# YOUR OBJECTIVE:
Edit the entries from the first line through the line containing "data-point[interactable] <box>1090 536", replacing "button" with "control" and leaving everything else unchanged. Return only those lines.

-- Start of DATASET RECORDS --

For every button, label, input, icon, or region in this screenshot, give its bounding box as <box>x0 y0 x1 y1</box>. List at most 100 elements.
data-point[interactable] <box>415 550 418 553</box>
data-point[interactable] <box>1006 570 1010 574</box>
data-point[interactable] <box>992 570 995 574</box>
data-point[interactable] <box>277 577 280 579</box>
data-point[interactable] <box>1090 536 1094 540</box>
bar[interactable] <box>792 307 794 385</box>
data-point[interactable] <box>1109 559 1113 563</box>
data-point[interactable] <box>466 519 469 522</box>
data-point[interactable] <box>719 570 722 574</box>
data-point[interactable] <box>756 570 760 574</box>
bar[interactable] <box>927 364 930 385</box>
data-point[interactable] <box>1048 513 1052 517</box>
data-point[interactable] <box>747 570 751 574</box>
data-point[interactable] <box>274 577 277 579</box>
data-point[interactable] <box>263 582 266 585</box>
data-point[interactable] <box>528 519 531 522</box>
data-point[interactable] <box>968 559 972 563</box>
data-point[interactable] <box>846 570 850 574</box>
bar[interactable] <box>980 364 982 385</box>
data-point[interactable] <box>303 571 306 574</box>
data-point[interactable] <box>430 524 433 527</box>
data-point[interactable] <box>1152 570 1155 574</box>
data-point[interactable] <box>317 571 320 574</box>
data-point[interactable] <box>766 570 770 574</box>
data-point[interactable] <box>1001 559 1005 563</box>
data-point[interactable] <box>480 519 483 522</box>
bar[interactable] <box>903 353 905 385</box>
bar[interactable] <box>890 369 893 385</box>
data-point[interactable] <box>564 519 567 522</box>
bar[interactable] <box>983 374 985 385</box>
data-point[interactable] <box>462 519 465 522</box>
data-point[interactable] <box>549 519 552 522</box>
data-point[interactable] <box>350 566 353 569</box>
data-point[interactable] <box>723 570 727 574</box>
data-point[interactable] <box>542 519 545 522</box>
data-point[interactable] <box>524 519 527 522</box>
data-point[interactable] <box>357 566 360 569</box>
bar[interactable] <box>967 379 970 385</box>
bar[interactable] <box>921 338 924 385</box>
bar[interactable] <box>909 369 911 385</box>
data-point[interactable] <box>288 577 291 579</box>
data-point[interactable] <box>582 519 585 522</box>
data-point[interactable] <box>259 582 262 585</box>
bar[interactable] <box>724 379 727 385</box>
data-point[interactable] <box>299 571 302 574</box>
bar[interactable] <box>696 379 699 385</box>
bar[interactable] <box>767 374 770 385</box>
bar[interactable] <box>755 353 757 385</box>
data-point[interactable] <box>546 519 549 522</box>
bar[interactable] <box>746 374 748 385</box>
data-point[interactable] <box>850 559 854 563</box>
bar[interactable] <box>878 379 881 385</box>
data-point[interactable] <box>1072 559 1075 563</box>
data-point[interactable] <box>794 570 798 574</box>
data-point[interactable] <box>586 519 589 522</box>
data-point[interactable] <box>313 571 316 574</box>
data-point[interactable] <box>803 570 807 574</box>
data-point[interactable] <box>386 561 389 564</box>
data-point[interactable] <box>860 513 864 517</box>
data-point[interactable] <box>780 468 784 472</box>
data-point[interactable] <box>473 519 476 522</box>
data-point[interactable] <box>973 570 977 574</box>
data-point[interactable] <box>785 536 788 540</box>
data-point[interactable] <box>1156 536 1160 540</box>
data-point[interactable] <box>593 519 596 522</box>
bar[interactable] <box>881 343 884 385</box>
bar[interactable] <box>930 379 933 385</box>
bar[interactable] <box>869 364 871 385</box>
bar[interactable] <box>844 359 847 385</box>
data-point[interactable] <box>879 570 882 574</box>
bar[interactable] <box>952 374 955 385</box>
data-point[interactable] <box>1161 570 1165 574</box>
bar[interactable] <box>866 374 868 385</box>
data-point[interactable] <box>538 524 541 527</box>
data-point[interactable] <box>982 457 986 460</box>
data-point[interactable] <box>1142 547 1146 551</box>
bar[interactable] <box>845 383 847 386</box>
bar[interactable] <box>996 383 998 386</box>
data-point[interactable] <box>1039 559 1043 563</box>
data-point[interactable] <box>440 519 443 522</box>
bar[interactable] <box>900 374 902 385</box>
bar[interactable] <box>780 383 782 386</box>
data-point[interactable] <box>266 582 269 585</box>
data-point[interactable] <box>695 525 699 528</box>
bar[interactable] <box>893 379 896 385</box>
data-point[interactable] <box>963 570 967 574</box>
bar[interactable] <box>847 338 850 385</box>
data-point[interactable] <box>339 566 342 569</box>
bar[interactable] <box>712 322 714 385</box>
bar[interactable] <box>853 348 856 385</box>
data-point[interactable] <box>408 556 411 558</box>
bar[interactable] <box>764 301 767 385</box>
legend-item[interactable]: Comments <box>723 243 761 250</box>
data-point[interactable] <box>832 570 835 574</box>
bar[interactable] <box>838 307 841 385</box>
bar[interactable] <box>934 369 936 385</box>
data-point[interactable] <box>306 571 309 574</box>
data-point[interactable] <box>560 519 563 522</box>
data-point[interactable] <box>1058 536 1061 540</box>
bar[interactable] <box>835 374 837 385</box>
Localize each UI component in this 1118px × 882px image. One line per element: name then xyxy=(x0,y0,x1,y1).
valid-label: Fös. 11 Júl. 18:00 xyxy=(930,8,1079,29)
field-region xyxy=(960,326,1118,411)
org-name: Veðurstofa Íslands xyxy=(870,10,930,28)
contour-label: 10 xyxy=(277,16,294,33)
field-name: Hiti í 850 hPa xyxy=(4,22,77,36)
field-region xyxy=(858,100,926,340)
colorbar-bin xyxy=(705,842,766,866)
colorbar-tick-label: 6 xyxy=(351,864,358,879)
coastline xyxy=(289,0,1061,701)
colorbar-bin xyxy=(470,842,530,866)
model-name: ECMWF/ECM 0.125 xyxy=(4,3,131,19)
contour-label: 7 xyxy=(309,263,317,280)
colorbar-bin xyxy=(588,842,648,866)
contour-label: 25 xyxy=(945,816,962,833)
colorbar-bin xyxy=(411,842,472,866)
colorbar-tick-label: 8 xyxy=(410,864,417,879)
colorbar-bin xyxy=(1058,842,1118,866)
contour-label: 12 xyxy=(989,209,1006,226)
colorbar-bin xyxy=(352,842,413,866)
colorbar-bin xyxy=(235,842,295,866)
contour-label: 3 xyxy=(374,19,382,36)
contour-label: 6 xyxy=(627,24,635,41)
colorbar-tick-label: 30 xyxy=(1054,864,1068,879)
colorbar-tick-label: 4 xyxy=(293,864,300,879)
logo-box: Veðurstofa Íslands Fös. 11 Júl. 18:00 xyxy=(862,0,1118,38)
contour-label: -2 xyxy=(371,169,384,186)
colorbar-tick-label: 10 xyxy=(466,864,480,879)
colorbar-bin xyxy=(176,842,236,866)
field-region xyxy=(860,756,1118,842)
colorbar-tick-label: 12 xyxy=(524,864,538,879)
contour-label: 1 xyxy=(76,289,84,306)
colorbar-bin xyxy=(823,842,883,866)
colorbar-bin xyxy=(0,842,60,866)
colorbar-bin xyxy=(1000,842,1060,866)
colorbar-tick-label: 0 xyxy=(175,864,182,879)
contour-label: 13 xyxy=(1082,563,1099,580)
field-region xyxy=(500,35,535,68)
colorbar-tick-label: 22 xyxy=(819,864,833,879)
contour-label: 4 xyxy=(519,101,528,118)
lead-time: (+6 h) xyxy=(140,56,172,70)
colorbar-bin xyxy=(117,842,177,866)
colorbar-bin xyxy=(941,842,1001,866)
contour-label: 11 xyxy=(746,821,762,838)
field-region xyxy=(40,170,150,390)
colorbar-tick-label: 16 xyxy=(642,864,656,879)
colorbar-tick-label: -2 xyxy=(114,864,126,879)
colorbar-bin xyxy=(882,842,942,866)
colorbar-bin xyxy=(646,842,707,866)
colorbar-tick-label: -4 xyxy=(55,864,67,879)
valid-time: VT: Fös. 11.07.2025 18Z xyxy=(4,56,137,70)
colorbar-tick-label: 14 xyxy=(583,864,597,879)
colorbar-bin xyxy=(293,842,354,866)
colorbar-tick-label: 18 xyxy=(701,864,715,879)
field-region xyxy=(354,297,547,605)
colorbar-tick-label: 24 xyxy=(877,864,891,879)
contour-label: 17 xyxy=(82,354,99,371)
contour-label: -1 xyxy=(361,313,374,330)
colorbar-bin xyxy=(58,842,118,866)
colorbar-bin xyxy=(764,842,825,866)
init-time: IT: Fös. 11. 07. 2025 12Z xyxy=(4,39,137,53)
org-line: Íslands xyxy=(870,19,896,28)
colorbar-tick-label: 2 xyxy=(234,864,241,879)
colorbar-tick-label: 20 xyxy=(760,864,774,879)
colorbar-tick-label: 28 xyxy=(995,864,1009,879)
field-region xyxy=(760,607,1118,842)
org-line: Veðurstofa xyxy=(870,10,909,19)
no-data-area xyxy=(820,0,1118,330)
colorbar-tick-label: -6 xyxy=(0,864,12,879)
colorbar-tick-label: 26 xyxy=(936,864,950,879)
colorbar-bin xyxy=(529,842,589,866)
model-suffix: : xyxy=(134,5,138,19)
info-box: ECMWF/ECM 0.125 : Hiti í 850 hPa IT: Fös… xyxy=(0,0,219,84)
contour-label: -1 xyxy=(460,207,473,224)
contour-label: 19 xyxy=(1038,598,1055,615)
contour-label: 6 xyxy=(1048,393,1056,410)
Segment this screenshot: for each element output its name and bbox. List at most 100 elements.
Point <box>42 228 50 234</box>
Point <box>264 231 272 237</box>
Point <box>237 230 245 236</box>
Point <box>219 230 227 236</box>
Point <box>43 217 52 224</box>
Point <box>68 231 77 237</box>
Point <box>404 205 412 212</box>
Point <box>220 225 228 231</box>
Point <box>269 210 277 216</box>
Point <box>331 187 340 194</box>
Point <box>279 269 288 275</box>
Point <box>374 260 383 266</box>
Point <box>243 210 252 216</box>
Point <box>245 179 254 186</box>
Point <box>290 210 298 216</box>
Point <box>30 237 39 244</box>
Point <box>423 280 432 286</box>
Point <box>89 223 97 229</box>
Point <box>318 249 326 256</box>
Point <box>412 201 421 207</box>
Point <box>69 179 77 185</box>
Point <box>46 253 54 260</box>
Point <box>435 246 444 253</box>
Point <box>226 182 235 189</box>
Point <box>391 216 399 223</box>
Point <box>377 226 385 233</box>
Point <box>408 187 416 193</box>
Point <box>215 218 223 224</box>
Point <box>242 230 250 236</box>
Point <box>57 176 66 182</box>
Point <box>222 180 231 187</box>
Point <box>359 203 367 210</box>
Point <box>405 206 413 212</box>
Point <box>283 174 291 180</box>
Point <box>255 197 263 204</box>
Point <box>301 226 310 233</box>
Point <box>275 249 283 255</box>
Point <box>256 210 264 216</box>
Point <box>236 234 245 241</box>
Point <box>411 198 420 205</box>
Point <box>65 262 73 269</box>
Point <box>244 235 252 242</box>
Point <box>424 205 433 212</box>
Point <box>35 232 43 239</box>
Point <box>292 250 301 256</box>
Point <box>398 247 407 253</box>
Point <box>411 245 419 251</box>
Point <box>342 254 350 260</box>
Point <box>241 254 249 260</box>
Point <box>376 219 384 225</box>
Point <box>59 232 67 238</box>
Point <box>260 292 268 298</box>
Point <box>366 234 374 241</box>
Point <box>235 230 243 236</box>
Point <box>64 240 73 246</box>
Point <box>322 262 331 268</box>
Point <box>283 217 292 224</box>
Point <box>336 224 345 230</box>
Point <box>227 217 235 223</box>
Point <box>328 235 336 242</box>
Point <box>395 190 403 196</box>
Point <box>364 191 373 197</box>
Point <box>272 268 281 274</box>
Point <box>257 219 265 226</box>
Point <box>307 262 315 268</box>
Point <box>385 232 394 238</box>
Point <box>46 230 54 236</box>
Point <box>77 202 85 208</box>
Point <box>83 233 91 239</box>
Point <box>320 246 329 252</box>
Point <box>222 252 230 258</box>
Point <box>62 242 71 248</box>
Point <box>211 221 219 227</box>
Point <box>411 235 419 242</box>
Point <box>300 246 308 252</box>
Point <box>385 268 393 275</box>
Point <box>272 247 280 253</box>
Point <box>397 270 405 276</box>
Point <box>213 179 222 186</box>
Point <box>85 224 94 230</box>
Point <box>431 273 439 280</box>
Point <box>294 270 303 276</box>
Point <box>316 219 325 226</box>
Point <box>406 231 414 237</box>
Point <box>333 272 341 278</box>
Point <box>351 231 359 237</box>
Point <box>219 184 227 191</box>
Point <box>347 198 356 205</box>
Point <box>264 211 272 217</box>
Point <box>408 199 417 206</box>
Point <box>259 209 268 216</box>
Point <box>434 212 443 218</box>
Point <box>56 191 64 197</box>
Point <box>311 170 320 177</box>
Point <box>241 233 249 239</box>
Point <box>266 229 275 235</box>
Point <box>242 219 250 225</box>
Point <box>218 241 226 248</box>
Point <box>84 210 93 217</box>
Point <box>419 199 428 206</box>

-- End of DATASET RECORDS --

# FINAL RESULT:
For every control, label, input, icon, or region in this screenshot, give its bounding box as <box>x0 y0 x1 y1</box>. List at most 100 elements.
data-point[interactable] <box>415 550 418 553</box>
data-point[interactable] <box>1006 570 1010 574</box>
data-point[interactable] <box>992 570 995 574</box>
data-point[interactable] <box>277 577 280 579</box>
data-point[interactable] <box>1090 536 1094 540</box>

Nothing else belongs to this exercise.